- Stored records
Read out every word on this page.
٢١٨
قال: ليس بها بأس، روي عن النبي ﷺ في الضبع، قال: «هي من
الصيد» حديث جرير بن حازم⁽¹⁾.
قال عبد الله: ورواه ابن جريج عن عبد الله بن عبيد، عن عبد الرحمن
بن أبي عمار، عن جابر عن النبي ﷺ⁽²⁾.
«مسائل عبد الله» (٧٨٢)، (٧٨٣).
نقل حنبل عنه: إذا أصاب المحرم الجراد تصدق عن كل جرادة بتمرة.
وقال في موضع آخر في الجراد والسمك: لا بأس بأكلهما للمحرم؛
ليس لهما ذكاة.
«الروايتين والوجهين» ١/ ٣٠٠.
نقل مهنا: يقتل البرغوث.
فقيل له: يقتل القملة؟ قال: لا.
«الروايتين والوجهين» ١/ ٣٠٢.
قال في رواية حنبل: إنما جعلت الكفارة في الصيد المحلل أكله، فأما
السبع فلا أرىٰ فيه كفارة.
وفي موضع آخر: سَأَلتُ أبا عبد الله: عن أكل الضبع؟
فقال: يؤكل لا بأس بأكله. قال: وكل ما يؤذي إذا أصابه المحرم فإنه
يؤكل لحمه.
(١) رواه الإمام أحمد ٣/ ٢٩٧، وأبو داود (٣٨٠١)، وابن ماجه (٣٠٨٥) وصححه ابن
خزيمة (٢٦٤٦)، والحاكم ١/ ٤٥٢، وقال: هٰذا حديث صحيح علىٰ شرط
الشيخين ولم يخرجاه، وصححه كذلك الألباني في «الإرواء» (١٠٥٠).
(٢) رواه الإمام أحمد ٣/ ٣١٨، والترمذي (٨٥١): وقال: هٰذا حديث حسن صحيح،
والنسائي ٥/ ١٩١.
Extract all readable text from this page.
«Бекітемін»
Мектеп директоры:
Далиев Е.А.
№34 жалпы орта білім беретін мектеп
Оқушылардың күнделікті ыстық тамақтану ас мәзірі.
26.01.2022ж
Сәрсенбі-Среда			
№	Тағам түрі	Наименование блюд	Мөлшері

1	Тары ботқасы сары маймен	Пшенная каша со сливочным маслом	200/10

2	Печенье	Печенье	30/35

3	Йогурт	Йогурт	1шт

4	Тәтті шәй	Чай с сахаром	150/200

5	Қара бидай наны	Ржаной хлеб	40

- REQUEST
Look through the entries above and count each line holding "حديث"; report the count alone.

- COMPLETE RESPONSE
3